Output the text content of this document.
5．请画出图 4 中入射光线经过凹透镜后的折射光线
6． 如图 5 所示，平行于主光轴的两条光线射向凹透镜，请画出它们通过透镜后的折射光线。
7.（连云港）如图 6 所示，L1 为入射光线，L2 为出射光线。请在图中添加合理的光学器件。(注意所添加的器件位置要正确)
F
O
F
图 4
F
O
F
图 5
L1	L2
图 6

┄┄┄┄┄┄┄┄┄┄

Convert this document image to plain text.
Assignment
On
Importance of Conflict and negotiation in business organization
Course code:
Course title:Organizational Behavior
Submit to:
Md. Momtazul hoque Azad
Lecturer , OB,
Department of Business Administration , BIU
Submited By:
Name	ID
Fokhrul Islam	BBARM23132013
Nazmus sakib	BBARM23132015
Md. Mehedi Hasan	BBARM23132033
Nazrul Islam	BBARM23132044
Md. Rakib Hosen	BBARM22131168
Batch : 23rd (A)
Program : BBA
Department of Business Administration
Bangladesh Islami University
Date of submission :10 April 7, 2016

┄┄┄┄┄┄┄┄┄┄

--- Instruction ---
Please list every line of the records that contains "this".

--- Written solution ---
Output the text content of this document.
Convert this document image to plain text.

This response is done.